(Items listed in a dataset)

====

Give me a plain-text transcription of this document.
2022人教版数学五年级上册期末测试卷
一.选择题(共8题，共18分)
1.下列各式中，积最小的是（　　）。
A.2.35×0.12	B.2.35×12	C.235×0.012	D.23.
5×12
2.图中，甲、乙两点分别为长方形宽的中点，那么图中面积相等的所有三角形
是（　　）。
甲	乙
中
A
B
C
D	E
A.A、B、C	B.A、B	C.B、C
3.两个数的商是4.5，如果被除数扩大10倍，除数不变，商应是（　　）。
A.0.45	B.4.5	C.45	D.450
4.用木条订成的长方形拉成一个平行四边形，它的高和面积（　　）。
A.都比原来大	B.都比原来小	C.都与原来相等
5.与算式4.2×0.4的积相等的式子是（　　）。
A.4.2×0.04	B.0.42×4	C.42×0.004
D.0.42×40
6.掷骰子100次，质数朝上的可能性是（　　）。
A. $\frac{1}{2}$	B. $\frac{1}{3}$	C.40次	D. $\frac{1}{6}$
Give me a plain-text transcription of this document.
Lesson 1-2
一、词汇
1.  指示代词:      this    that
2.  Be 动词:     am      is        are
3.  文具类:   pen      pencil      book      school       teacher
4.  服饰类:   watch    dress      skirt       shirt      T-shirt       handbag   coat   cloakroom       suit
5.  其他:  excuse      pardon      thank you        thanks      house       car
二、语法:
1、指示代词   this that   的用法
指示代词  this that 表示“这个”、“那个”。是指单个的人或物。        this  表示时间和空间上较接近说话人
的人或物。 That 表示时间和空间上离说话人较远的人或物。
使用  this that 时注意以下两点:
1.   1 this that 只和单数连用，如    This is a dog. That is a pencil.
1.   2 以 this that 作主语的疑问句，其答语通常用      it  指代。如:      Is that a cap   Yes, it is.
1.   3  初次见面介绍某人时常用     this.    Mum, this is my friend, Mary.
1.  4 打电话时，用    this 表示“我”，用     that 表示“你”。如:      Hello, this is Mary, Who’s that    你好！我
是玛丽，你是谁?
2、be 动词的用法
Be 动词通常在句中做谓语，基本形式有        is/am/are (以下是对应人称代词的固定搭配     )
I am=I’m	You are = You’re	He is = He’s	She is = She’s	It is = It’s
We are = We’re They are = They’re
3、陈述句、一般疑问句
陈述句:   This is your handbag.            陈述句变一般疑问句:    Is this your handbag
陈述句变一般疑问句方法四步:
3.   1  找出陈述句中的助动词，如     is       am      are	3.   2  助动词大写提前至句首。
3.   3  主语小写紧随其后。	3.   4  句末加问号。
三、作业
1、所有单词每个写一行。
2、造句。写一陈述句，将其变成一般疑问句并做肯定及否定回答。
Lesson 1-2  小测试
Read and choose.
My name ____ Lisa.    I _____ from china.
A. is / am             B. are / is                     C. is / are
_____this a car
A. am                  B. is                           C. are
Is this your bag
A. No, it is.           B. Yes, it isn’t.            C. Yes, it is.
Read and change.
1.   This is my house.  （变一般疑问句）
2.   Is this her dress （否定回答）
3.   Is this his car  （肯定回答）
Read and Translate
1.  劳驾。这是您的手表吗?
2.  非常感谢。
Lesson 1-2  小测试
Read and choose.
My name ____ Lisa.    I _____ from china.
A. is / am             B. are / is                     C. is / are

====

== INSTRUCTION ==
Output the records above in their entirety, exactly.

== SOLUTION FOR THIS PROBLEM ==
Give me a plain-text transcription of this document.
2022人教版数学五年级上册期末测试卷
一.选择题(共8题，共18分)
1.下列各式中，积最小的是（　　）。
A.2.35×0.12	B.2.35×12	C.235×0.012	D.23.
5×12
2.图中，甲、乙两点分别为长方形宽的中点，那么图中面积相等的所有三角形
是（　　）。
甲	乙
中
A
B
C
D	E
A.A、B、C	B.A、B	C.B、C
3.两个数的商是4.5，如果被除数扩大10倍，除数不变，商应是（　　）。
A.0.45	B.4.5	C.45	D.450
4.用木条订成的长方形拉成一个平行四边形，它的高和面积（　　）。
A.都比原来大	B.都比原来小	C.都与原来相等
5.与算式4.2×0.4的积相等的式子是（　　）。
A.4.2×0.04	B.0.42×4	C.42×0.004
D.0.42×40
6.掷骰子100次，质数朝上的可能性是（　　）。
A. $\frac{1}{2}$	B. $\frac{1}{3}$	C.40次	D. $\frac{1}{6}$
Give me a plain-text transcription of this document.
Lesson 1-2
一、词汇
1.  指示代词:      this    that
2.  Be 动词:     am      is        are
3.  文具类:   pen      pencil      book      school       teacher
4.  服饰类:   watch    dress      skirt       shirt      T-shirt       handbag   coat   cloakroom       suit
5.  其他:  excuse      pardon      thank you        thanks      house       car
二、语法:
1、指示代词   this that   的用法
指示代词  this that 表示“这个”、“那个”。是指单个的人或物。        this  表示时间和空间上较接近说话人
的人或物。 That 表示时间和空间上离说话人较远的人或物。
使用  this that 时注意以下两点:
1.   1 this that 只和单数连用，如    This is a dog. That is a pencil.
1.   2 以 this that 作主语的疑问句，其答语通常用      it  指代。如:      Is that a cap   Yes, it is.
1.   3  初次见面介绍某人时常用     this.    Mum, this is my friend, Mary.
1.  4 打电话时，用    this 表示“我”，用     that 表示“你”。如:      Hello, this is Mary, Who’s that    你好！我
是玛丽，你是谁?
2、be 动词的用法
Be 动词通常在句中做谓语，基本形式有        is/am/are (以下是对应人称代词的固定搭配     )
I am=I’m	You are = You’re	He is = He’s	She is = She’s	It is = It’s
We are = We’re They are = They’re
3、陈述句、一般疑问句
陈述句:   This is your handbag.            陈述句变一般疑问句:    Is this your handbag
陈述句变一般疑问句方法四步:
3.   1  找出陈述句中的助动词，如     is       am      are	3.   2  助动词大写提前至句首。
3.   3  主语小写紧随其后。	3.   4  句末加问号。
三、作业
1、所有单词每个写一行。
2、造句。写一陈述句，将其变成一般疑问句并做肯定及否定回答。
Lesson 1-2  小测试
Read and choose.
My name ____ Lisa.    I _____ from china.
A. is / am             B. are / is                     C. is / are
_____this a car
A. am                  B. is                           C. are
Is this your bag
A. No, it is.           B. Yes, it isn’t.            C. Yes, it is.
Read and change.
1.   This is my house.  （变一般疑问句）
2.   Is this her dress （否定回答）
3.   Is this his car  （肯定回答）
Read and Translate
1.  劳驾。这是您的手表吗?
2.  非常感谢。
Lesson 1-2  小测试
Read and choose.
My name ____ Lisa.    I _____ from china.
A. is / am             B. are / is                     C. is / are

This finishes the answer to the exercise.